2014-10-01 15:30:00

Transition énergétique en France : les industriels aux manettes ?


(RV) C'est un texte qui, promet-elle, « va changer la vie des Français ». Attendu depuis deux ans, le « projet de loi sur la transition énergétique pour la croissance verte », porté par la ministre de l'écologie, Ségolène Royal, était présenté ce mercredi devant l'Assemblée nationale. 

L’occasion de mettre sur la table le fruit de longs débats concernant la part du nucléaire, des énergies fossiles ou encore renouvelables dans le modèle de développement français.

Informations fournies —

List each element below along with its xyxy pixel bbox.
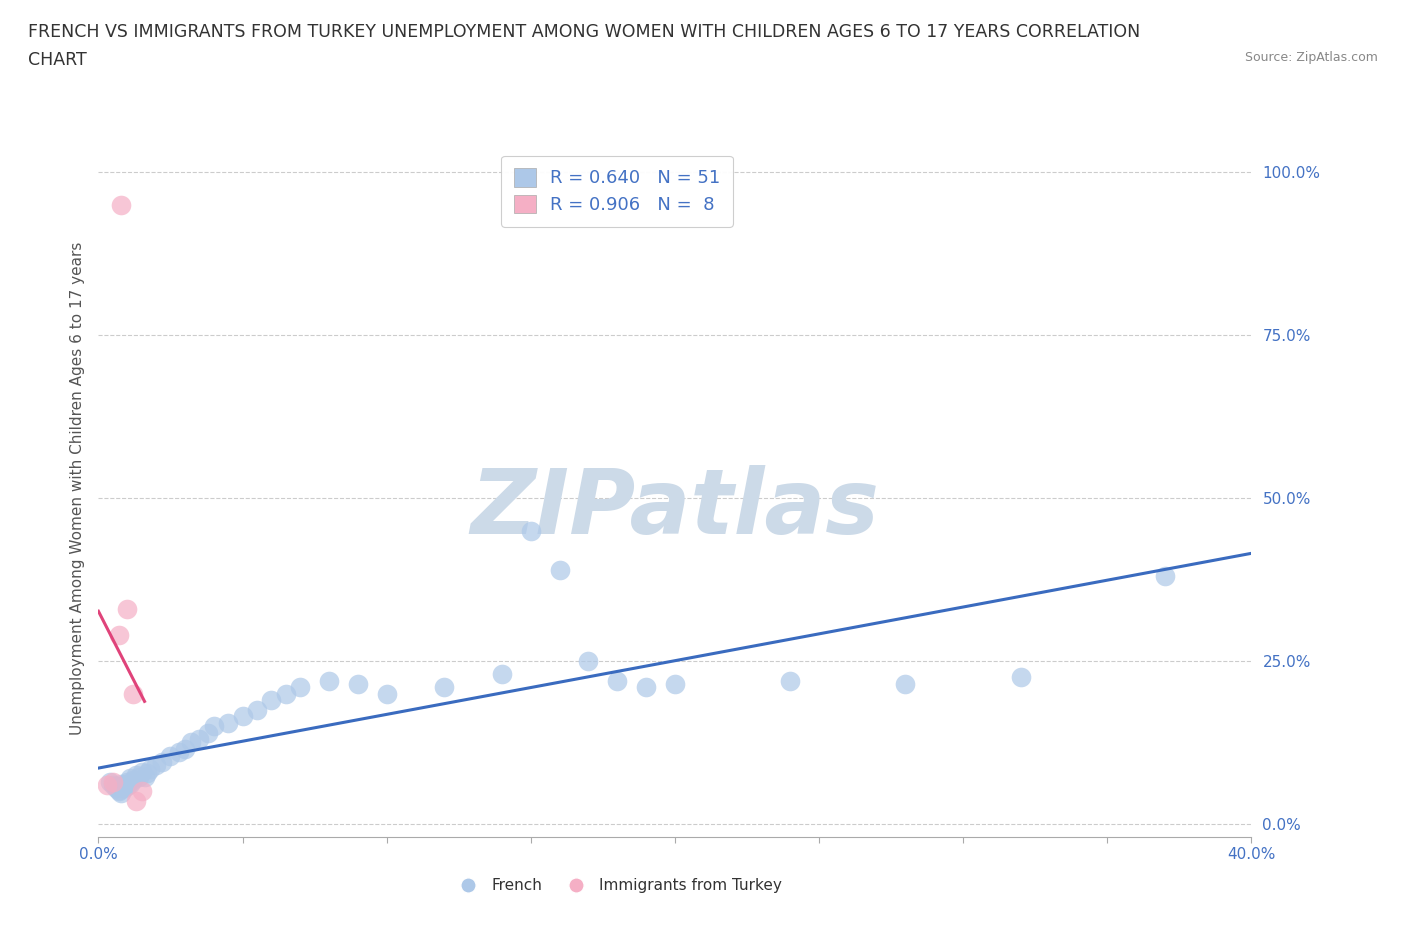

Objectif 1 —
Répondez aux questions suivantes d'après l'article sur la transition énergétique.
(a) Depuis combien de temps le projet de loi était-il attendu ?
(b) Devant quelle assemblée a-t-il été présenté ce mercredi ?
(c) Sur quelles énergies ont porté les longs débats ?
Objectif 2 — Donnez, s'il vous plaît, la suite de l'article sur la transition énergétique, après sa dernière phrase.

Résultat de l'exercice 1 —
(a) Depuis deux ans.
(b) Devant l'Assemblée nationale.
(c) Sur la part du nucléaire, des énergies fossiles et des énergies renouvelables dans le modèle de développement français.

Résultat de l'exercice 2 —
Ce texte aux enjeux très forts, ne suscite pas l’enthousiasme des milieux écologistes qui regrettent le poids concédé aux lobbies industriels. C’est l’avis que Maryse Arditi, responsable du secteur énergie à France Nature environnement, un mouvement qui fédère 3000 associations de protection de la nature et de l'environnement, a confié à Olivier Bonnel 

On a eu un débat qui a été très long mais qui a quand même fini par accoucher à force de discussions et de débats avec des mesures assez intéressantes, en particulier de vision à l’horizon 2050. Avant, on a attendu. Il ne se passait rien. On n’arrivait pas à voir émerger un texte. Aujourd’hui, on va avoir un évènement face à l’Assemblée Nationale où on aura des gens qui auront des boulets aux pieds qui s’appellent EDF, Total, Areva. Tous ceux qui n’avaient pas envie de voir cette transition s’installer.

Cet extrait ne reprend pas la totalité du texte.